> YOUR GOAL: Copy out the listing below line for line, keeping every character as it stands.

> STORED DATA:
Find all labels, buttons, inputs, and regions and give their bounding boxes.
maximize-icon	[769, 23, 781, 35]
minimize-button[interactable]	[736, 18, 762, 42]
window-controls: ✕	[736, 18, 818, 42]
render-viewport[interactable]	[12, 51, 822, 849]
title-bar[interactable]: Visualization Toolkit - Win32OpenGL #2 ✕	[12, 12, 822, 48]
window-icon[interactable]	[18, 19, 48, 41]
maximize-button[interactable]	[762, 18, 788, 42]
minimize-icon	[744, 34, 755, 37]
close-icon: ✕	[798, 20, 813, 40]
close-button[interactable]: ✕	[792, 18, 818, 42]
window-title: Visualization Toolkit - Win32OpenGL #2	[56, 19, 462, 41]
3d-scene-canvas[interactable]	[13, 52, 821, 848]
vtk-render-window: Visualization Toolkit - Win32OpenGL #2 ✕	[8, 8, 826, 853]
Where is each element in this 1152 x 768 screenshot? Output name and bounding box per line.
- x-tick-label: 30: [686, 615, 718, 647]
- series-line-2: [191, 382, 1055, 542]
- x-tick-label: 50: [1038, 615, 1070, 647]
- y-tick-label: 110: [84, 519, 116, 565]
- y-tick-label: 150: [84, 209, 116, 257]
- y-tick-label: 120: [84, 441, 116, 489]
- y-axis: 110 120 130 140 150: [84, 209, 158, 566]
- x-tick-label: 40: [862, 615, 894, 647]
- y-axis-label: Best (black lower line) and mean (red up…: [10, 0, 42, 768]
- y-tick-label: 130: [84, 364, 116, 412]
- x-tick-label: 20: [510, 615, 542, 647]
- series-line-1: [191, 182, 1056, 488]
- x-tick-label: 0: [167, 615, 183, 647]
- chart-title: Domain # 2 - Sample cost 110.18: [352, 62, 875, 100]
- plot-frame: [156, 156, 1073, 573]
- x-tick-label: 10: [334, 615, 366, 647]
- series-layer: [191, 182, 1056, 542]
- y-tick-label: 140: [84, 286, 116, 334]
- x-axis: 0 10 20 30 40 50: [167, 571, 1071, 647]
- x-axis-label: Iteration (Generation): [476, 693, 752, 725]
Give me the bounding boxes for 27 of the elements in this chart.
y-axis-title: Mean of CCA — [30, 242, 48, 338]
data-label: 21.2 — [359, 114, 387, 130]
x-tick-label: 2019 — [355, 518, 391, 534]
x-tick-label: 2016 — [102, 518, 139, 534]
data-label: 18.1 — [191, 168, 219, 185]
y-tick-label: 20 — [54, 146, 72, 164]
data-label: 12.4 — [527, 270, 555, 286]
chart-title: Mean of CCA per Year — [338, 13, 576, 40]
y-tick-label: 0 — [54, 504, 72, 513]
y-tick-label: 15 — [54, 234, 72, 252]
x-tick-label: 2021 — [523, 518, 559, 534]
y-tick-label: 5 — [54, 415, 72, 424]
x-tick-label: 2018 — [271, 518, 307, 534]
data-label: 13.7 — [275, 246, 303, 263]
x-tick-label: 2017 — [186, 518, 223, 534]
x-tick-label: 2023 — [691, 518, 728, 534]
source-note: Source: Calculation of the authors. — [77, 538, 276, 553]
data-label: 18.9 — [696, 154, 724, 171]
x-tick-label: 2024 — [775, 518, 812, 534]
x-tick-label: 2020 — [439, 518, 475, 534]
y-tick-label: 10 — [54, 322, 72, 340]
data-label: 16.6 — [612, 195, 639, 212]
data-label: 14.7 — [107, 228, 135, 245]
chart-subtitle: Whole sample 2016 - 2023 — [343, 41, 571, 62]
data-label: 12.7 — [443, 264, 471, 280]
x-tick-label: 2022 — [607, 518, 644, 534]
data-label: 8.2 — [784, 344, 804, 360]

> ANSWER TO THE PROBLEM:
Find all labels, buttons, inputs, and regions and give their bounding boxes.
maximize-icon	[769, 23, 781, 35]
minimize-button[interactable]	[736, 18, 762, 42]
window-controls: ✕	[736, 18, 818, 42]
render-viewport[interactable]	[12, 51, 822, 849]
title-bar[interactable]: Visualization Toolkit - Win32OpenGL #2 ✕	[12, 12, 822, 48]
window-icon[interactable]	[18, 19, 48, 41]
maximize-button[interactable]	[762, 18, 788, 42]
minimize-icon	[744, 34, 755, 37]
close-icon: ✕	[798, 20, 813, 40]
close-button[interactable]: ✕	[792, 18, 818, 42]
window-title: Visualization Toolkit - Win32OpenGL #2	[56, 19, 462, 41]
3d-scene-canvas[interactable]	[13, 52, 821, 848]
vtk-render-window: Visualization Toolkit - Win32OpenGL #2 ✕	[8, 8, 826, 853]
Where is each element in this 1152 x 768 screenshot? Output name and bounding box per line.
- x-tick-label: 30: [686, 615, 718, 647]
- series-line-2: [191, 382, 1055, 542]
- x-tick-label: 50: [1038, 615, 1070, 647]
- y-tick-label: 110: [84, 519, 116, 565]
- y-tick-label: 150: [84, 209, 116, 257]
- y-tick-label: 120: [84, 441, 116, 489]
- y-axis: 110 120 130 140 150: [84, 209, 158, 566]
- x-tick-label: 40: [862, 615, 894, 647]
- y-axis-label: Best (black lower line) and mean (red up…: [10, 0, 42, 768]
- y-tick-label: 130: [84, 364, 116, 412]
- x-tick-label: 20: [510, 615, 542, 647]
- series-line-1: [191, 182, 1056, 488]
- x-tick-label: 0: [167, 615, 183, 647]
- chart-title: Domain # 2 - Sample cost 110.18: [352, 62, 875, 100]
- plot-frame: [156, 156, 1073, 573]
- x-tick-label: 10: [334, 615, 366, 647]
- series-layer: [191, 182, 1056, 542]
- y-tick-label: 140: [84, 286, 116, 334]
- x-axis: 0 10 20 30 40 50: [167, 571, 1071, 647]
- x-axis-label: Iteration (Generation): [476, 693, 752, 725]
Give me the bounding boxes for 27 of the elements in this chart.
y-axis-title: Mean of CCA — [30, 242, 48, 338]
data-label: 21.2 — [359, 114, 387, 130]
x-tick-label: 2019 — [355, 518, 391, 534]
x-tick-label: 2016 — [102, 518, 139, 534]
data-label: 18.1 — [191, 168, 219, 185]
y-tick-label: 20 — [54, 146, 72, 164]
data-label: 12.4 — [527, 270, 555, 286]
chart-title: Mean of CCA per Year — [338, 13, 576, 40]
y-tick-label: 0 — [54, 504, 72, 513]
y-tick-label: 15 — [54, 234, 72, 252]
x-tick-label: 2021 — [523, 518, 559, 534]
y-tick-label: 5 — [54, 415, 72, 424]
x-tick-label: 2018 — [271, 518, 307, 534]
data-label: 13.7 — [275, 246, 303, 263]
x-tick-label: 2017 — [186, 518, 223, 534]
x-tick-label: 2023 — [691, 518, 728, 534]
source-note: Source: Calculation of the authors. — [77, 538, 276, 553]
data-label: 18.9 — [696, 154, 724, 171]
x-tick-label: 2024 — [775, 518, 812, 534]
x-tick-label: 2020 — [439, 518, 475, 534]
y-tick-label: 10 — [54, 322, 72, 340]
data-label: 16.6 — [612, 195, 639, 212]
data-label: 14.7 — [107, 228, 135, 245]
chart-subtitle: Whole sample 2016 - 2023 — [343, 41, 571, 62]
data-label: 12.7 — [443, 264, 471, 280]
x-tick-label: 2022 — [607, 518, 644, 534]
data-label: 8.2 — [784, 344, 804, 360]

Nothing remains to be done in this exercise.